TASK REQUIREMENTS: Every line that contains the word "Józefów" should be copied.

DATA ROWS:
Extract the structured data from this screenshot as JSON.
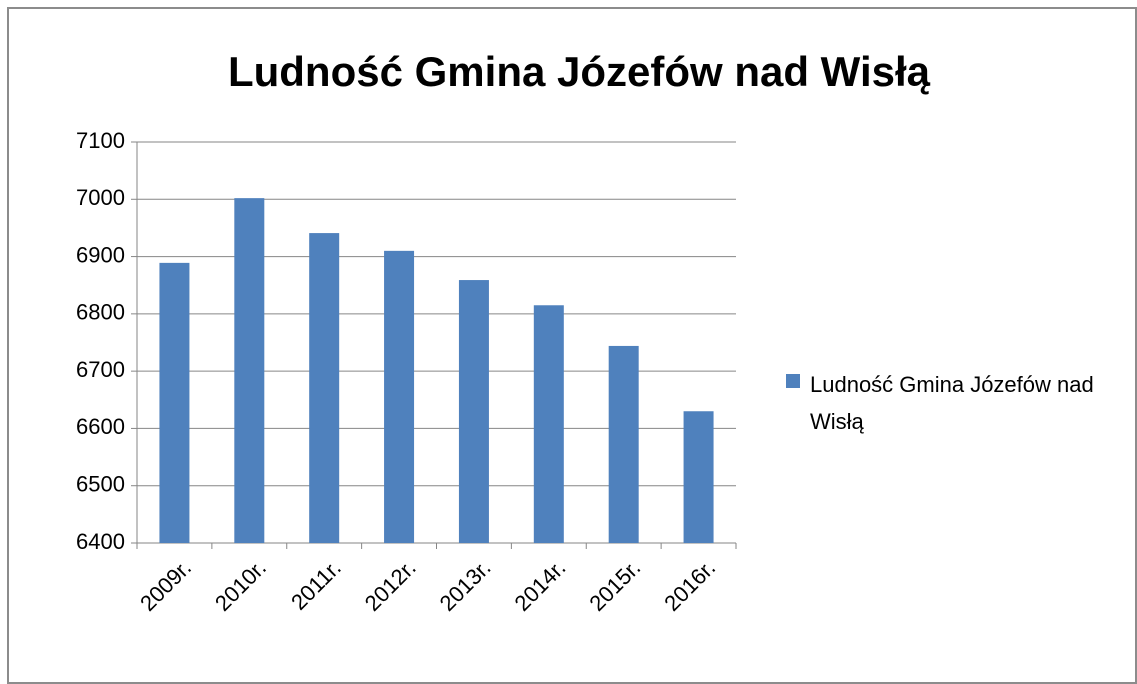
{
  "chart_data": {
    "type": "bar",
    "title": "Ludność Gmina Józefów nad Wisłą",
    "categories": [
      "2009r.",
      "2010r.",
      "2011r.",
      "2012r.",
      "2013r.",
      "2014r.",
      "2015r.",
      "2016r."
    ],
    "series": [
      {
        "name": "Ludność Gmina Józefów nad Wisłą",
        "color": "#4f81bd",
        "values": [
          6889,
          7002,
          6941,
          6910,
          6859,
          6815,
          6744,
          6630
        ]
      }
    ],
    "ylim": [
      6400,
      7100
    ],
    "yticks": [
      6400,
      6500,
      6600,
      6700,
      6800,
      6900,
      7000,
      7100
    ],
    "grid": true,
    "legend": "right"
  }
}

--

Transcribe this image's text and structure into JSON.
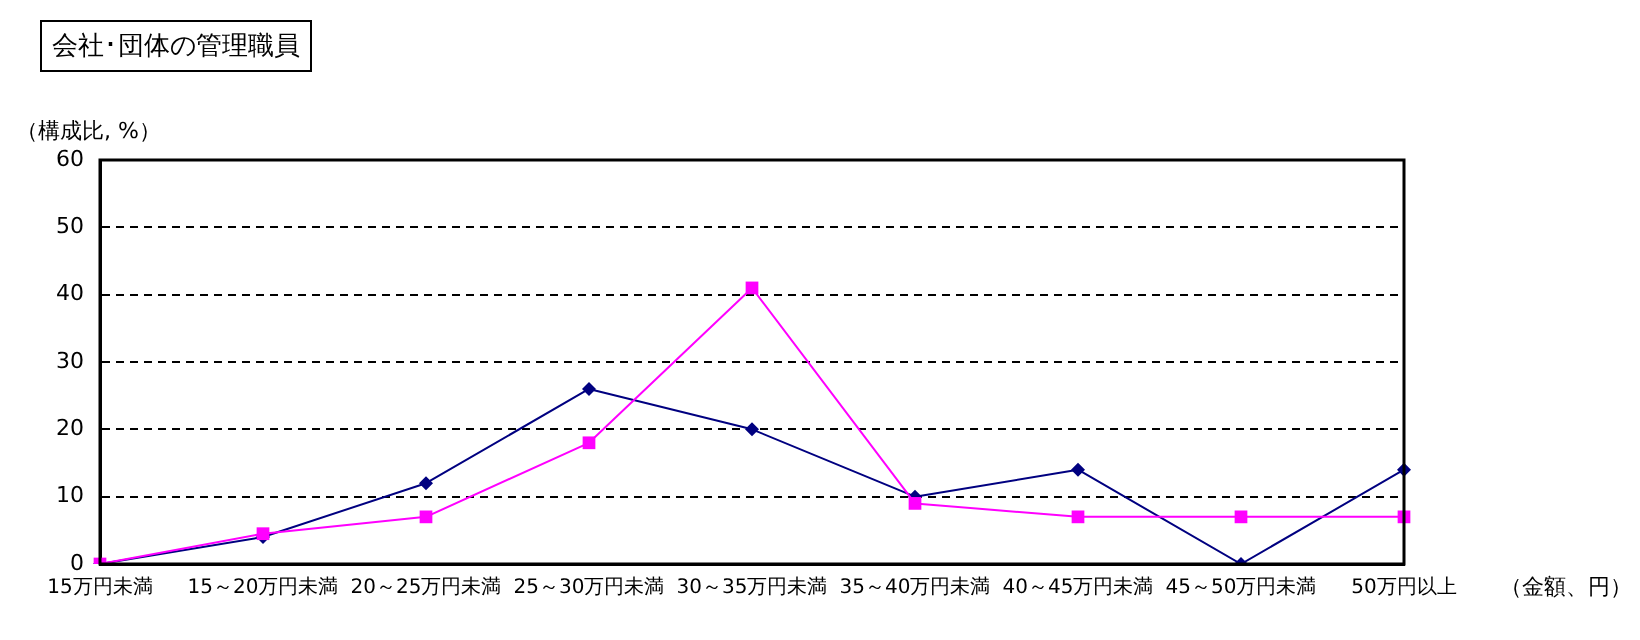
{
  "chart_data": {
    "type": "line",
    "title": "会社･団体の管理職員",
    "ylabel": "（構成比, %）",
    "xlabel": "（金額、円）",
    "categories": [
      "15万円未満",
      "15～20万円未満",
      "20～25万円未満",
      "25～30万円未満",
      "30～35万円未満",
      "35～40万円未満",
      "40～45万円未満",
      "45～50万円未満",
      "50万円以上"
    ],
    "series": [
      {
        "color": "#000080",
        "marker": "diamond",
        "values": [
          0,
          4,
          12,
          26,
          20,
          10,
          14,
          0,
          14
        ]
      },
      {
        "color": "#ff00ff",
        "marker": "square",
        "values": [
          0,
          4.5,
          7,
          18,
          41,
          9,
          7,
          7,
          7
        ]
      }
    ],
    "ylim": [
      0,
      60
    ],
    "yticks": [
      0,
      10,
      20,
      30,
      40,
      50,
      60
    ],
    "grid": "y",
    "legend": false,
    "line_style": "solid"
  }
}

--

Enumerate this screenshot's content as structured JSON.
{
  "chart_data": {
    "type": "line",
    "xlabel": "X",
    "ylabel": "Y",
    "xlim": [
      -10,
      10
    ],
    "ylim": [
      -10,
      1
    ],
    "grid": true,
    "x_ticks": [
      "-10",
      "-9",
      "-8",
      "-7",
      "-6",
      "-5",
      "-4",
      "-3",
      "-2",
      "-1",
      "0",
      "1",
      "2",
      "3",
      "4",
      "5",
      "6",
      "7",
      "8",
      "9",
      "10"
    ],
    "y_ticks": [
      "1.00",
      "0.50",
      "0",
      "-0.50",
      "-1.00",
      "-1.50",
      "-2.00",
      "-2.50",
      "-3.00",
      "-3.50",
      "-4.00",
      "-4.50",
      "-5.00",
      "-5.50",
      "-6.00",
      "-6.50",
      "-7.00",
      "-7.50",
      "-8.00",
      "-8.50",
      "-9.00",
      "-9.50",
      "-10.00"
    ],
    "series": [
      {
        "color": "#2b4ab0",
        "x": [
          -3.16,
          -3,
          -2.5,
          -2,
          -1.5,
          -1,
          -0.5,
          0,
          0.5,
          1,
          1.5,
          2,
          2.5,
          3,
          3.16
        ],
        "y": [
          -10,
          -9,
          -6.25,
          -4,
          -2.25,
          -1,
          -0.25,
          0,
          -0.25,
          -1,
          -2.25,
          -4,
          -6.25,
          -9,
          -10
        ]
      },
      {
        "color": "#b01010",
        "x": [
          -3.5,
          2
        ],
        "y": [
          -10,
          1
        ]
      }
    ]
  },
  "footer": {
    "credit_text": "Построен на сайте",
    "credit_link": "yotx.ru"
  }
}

SOLUTION TO THIS TASK:
    "title": "Ludność Gmina Józefów nad Wisłą",
        "name": "Ludność Gmina Józefów nad Wisłą",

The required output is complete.